━━ PAGE EXTRACT

Skip to content

IreneZihuiLi/Graphusion

Repository files navigation

Graphusion: Your Personal Local Knowledge Graph Builder ⚙

Graphusion: A RAG Framework for Scientific Knowledge Graph Construction with a Global Perspective

Rui Yang, Boming Yang, Xinjie Zhao, Fan Gao, Aosong Feng, Sixun Ouyang, Moritz Blum, Tianwei She, Yuang Jiang, Freddy Lecue, Jinghui Lu, Irene Li;

Accepted by NLP4KGC workshop, WWW 2025.

Graphusion is a pipeline that extracts Knowledge Graph triples from text.

Architecture

Setup

Create a new conda environment and install the required packages:

conda create -n graphusion python=3.10
conda activate graphusion
pip install -r requirements.txt

Credentials

Sensitive data like API and database keys shall be stored in a private_config.json file in the root directory. The file should have the following structure:

{
  "OPENAI_API_KEY": "[key]",
  "GOOGLE_API_KEY": "[key]",
  "NEO4J": {
    "URI": "[uri]",
    "USER": "[user]",
    "PASSWORD":"[password]"
  }
}

Usage

The pipeline processes text files from the data/[dataset_name]/raw directory (e.g., data/test/raw) as input. Furthermore, the pipeline requires relation definitions as a JSON file. This file defines the relations and provides a description of the relation (e.g., data/test/relation_types.json). In addition, some information can be provided to improve the results (--gold_concept_file, --refined_concepts_file, --annotated_graph_file) or to skip pipeline steps (--input_json_file, --input_triple_file). See parameters below.

━━━━
━━ DATASET

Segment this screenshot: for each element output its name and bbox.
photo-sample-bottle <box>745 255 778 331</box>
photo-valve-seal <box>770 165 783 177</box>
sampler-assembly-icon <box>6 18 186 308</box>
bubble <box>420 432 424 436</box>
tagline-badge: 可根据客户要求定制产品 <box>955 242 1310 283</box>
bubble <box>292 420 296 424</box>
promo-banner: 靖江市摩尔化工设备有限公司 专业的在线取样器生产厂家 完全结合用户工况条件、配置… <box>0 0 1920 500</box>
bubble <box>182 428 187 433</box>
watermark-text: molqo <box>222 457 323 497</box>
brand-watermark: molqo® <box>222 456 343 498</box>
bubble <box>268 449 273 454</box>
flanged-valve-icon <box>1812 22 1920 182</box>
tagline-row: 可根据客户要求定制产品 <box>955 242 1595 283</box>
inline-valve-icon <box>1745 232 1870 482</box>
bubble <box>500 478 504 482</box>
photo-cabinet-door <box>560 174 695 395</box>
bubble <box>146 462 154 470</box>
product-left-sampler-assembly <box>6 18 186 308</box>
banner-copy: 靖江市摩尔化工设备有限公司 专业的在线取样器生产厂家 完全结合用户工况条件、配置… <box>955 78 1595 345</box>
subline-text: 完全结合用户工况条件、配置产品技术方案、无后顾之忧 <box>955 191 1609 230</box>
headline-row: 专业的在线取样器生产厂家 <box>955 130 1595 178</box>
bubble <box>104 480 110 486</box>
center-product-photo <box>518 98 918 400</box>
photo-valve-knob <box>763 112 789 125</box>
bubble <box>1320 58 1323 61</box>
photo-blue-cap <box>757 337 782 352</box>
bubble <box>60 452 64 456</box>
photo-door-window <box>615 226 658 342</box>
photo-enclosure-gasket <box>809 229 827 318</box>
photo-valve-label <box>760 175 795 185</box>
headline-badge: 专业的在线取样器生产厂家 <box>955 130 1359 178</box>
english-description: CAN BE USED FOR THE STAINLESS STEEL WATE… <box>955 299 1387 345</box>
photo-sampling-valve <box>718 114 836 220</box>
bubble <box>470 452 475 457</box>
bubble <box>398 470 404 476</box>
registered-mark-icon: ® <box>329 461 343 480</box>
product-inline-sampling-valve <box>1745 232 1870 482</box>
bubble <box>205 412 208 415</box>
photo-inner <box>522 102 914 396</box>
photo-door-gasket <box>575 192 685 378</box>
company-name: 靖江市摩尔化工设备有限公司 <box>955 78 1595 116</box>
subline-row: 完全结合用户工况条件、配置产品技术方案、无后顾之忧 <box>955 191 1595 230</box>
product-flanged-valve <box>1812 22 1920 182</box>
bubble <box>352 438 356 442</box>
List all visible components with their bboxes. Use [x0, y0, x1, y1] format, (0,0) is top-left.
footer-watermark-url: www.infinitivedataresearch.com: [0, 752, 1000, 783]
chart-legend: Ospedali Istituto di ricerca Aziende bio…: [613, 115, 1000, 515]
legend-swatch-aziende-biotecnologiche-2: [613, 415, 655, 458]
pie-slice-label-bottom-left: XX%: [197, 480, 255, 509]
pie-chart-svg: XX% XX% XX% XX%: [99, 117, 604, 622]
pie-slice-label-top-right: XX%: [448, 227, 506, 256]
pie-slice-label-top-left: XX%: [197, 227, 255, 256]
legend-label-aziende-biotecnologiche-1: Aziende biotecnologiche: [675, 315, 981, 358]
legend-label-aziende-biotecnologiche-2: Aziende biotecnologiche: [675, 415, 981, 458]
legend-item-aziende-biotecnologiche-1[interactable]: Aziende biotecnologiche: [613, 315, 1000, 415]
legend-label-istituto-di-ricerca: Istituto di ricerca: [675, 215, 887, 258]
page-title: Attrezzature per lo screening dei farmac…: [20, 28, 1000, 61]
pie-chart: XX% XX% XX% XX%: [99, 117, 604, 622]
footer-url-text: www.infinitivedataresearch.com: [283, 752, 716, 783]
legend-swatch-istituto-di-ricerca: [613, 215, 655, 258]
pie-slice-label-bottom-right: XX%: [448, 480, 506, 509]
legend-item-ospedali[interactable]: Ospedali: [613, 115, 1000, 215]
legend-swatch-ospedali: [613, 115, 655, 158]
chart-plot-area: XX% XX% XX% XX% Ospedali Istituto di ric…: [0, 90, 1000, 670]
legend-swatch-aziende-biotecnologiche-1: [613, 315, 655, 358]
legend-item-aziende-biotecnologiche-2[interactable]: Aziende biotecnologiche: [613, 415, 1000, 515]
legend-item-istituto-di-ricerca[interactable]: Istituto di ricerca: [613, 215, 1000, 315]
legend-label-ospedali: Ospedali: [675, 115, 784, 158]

━━━━

> _JOBS_:
1. List every command-line option that the Graphusion README names for improving results or skipping pipeline steps.
2. According to the Graphusion README, in which file and location should API and database keys be kept?
3. Resume the Graphusion README after its last sentence.
The records have nothing to do with the Graphusion README.

> _ANSWERS FOR THE EXERCISE_:
1. --gold_concept_file, --refined_concepts_file, --annotated_graph_file, --input_json_file, --input_triple_file

2. In a private_config.json file in the root directory.

3.
The ACL data is originally in a csv format. Therefore, we provide the notebook preprocess.ipynb to convert the data into the required text files.

The pipeline can be run using the following command:

usage: main.py [-h] [--run_name RUN_NAME] --dataset DATASET --relation_definitions_file RELATION_DEFINITIONS_FILE [--input_json_file INPUT_JSON_FILE]
               [--input_triple_file INPUT_TRIPLE_FILE] [--model MODEL] [--max_resp_tok MAX_RESP_TOK] [--max_input_char MAX_INPUT_CHAR]
               [--prompt_tpextraction PROMPT_TPEXTRACTION] [--prompt_fusion PROMPT_FUSION] [--gold_concept_file GOLD_CONCEPT_FILE]
               [--refined_concepts_file REFINED_CONCEPTS_FILE] [--annotated_graph_file ANNOTATED_GRAPH_FILE] [--language LANGUAGE] [--verbose]

options:
  -h, --help            show this help message and exit
  --run_name RUN_NAME   Assign a name to this run. The name will be used to, e.g., determine the output directory. We recommend to use unique and descriptive names to
                        distinguish the results of different models.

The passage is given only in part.